# The task
Copy the rows below with "legend-swatch" replaced by "legend-marker" everywhere it appears, and change nothing else. Leave out the pictures.

# Element and region data
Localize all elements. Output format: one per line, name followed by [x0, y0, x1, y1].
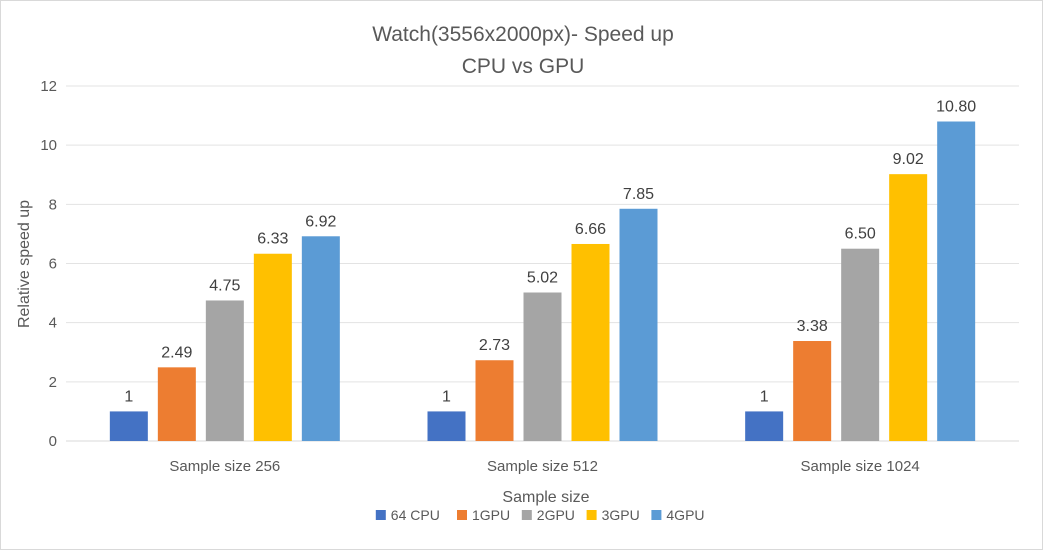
x-axis-categories: Sample size 256 Sample size 512 Sample siz… [169, 458, 919, 475]
data-label: 6.66 [575, 221, 606, 238]
legend-swatch [375, 510, 386, 520]
legend-label: 2GPU [537, 507, 575, 523]
bar-2gpu [841, 248, 880, 441]
category-label: Sample size 256 [169, 458, 280, 475]
x-axis-title: Sample size [502, 489, 589, 506]
legend-label: 3GPU [602, 507, 640, 523]
data-label: 1 [442, 388, 451, 405]
data-label: 3.38 [797, 318, 828, 335]
data-label: 5.02 [527, 269, 558, 286]
legend-item: 64 CPU [375, 507, 440, 523]
bar-64-cpu [745, 411, 784, 441]
bar-64-cpu [109, 411, 148, 441]
legend-swatch [651, 510, 662, 520]
bar-4gpu [937, 121, 976, 441]
y-tick-label: 12 [40, 78, 57, 95]
bar-2gpu [523, 292, 562, 441]
data-label: 7.85 [623, 186, 654, 203]
y-axis-title: Relative speed up [16, 200, 33, 328]
chart-subtitle: CPU vs GPU [462, 55, 585, 78]
bar-3gpu [253, 253, 292, 441]
y-tick-label: 6 [49, 256, 57, 273]
legend-label: 4GPU [666, 507, 704, 523]
legend: 64 CPU 1GPU 2GPU 3GPU 4GPU [375, 507, 705, 523]
data-label: 2.49 [161, 344, 192, 361]
y-tick-label: 2 [49, 374, 57, 391]
bar-1gpu [475, 360, 514, 441]
data-labels: 1 2.49 4.75 6.33 6.92 1 2.73 5.02 6.66 7.85 1 3.38 6… [124, 99, 976, 406]
legend-item: 2GPU [521, 507, 575, 523]
bar-4gpu [301, 236, 340, 441]
data-label: 4.75 [209, 277, 240, 294]
data-label: 9.02 [893, 151, 924, 168]
legend-swatch [521, 510, 532, 520]
bar-2gpu [205, 300, 244, 441]
data-label: 1 [760, 388, 769, 405]
legend-label: 1GPU [472, 507, 510, 523]
bar-1gpu [157, 367, 196, 441]
data-label: 2.73 [479, 337, 510, 354]
chart-title: Watch(3556x2000px)- Speed up [372, 23, 674, 46]
y-tick-label: 10 [40, 137, 57, 154]
y-tick-label: 8 [49, 196, 57, 213]
data-label: 6.50 [845, 226, 876, 243]
y-axis-ticks: 0 2 4 6 8 10 12 [40, 78, 57, 450]
legend-swatch [586, 510, 597, 520]
legend-label: 64 CPU [391, 507, 440, 523]
bars [109, 121, 976, 442]
data-label: 6.92 [305, 213, 336, 230]
data-label: 10.80 [936, 99, 976, 116]
category-label: Sample size 1024 [801, 458, 920, 475]
bar-3gpu [889, 174, 928, 442]
bar-4gpu [619, 208, 658, 441]
data-label: 1 [124, 388, 133, 405]
legend-item: 4GPU [651, 507, 705, 523]
bar-1gpu [793, 341, 832, 441]
y-tick-label: 4 [49, 315, 57, 332]
category-label: Sample size 512 [487, 458, 598, 475]
bar-64-cpu [427, 411, 466, 441]
data-label: 6.33 [257, 231, 288, 248]
y-tick-label: 0 [49, 433, 57, 450]
bar-3gpu [571, 243, 610, 441]
legend-item: 1GPU [457, 507, 510, 523]
legend-swatch [457, 510, 467, 520]
legend-item: 3GPU [586, 507, 640, 523]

# Output below
Localize all elements. Output format: one per line, name followed by [x0, y0, x1, y1].
x-axis-categories: Sample size 256 Sample size 512 Sample siz… [169, 458, 919, 475]
data-label: 6.66 [575, 221, 606, 238]
legend-marker [375, 510, 386, 520]
legend-label: 2GPU [537, 507, 575, 523]
bar-2gpu [841, 248, 880, 441]
category-label: Sample size 256 [169, 458, 280, 475]
x-axis-title: Sample size [502, 489, 589, 506]
legend-label: 3GPU [602, 507, 640, 523]
data-label: 1 [442, 388, 451, 405]
data-label: 3.38 [797, 318, 828, 335]
data-label: 5.02 [527, 269, 558, 286]
legend-item: 64 CPU [375, 507, 440, 523]
bar-64-cpu [745, 411, 784, 441]
bar-64-cpu [109, 411, 148, 441]
legend-marker [651, 510, 662, 520]
bar-4gpu [937, 121, 976, 441]
y-tick-label: 12 [40, 78, 57, 95]
bar-2gpu [523, 292, 562, 441]
data-label: 7.85 [623, 186, 654, 203]
y-axis-title: Relative speed up [16, 200, 33, 328]
chart-subtitle: CPU vs GPU [462, 55, 585, 78]
bar-3gpu [253, 253, 292, 441]
y-tick-label: 6 [49, 256, 57, 273]
legend-label: 4GPU [666, 507, 704, 523]
legend: 64 CPU 1GPU 2GPU 3GPU 4GPU [375, 507, 705, 523]
data-label: 2.49 [161, 344, 192, 361]
y-tick-label: 2 [49, 374, 57, 391]
bar-1gpu [475, 360, 514, 441]
data-labels: 1 2.49 4.75 6.33 6.92 1 2.73 5.02 6.66 7.85 1 3.38 6… [124, 99, 976, 406]
legend-item: 2GPU [521, 507, 575, 523]
bar-4gpu [301, 236, 340, 441]
data-label: 4.75 [209, 277, 240, 294]
data-label: 9.02 [893, 151, 924, 168]
legend-marker [521, 510, 532, 520]
bar-2gpu [205, 300, 244, 441]
data-label: 1 [760, 388, 769, 405]
legend-label: 1GPU [472, 507, 510, 523]
bar-1gpu [157, 367, 196, 441]
data-label: 2.73 [479, 337, 510, 354]
chart-title: Watch(3556x2000px)- Speed up [372, 23, 674, 46]
y-tick-label: 10 [40, 137, 57, 154]
y-tick-label: 8 [49, 196, 57, 213]
data-label: 6.50 [845, 226, 876, 243]
y-axis-ticks: 0 2 4 6 8 10 12 [40, 78, 57, 450]
legend-marker [586, 510, 597, 520]
legend-label: 64 CPU [391, 507, 440, 523]
bars [109, 121, 976, 442]
data-label: 6.92 [305, 213, 336, 230]
data-label: 10.80 [936, 99, 976, 116]
category-label: Sample size 1024 [801, 458, 920, 475]
bar-3gpu [889, 174, 928, 442]
bar-4gpu [619, 208, 658, 441]
data-label: 1 [124, 388, 133, 405]
legend-item: 4GPU [651, 507, 705, 523]
bar-1gpu [793, 341, 832, 441]
y-tick-label: 4 [49, 315, 57, 332]
category-label: Sample size 512 [487, 458, 598, 475]
bar-64-cpu [427, 411, 466, 441]
data-label: 6.33 [257, 231, 288, 248]
y-tick-label: 0 [49, 433, 57, 450]
bar-3gpu [571, 243, 610, 441]
legend-item: 1GPU [457, 507, 510, 523]
legend-marker [457, 510, 467, 520]
legend-item: 3GPU [586, 507, 640, 523]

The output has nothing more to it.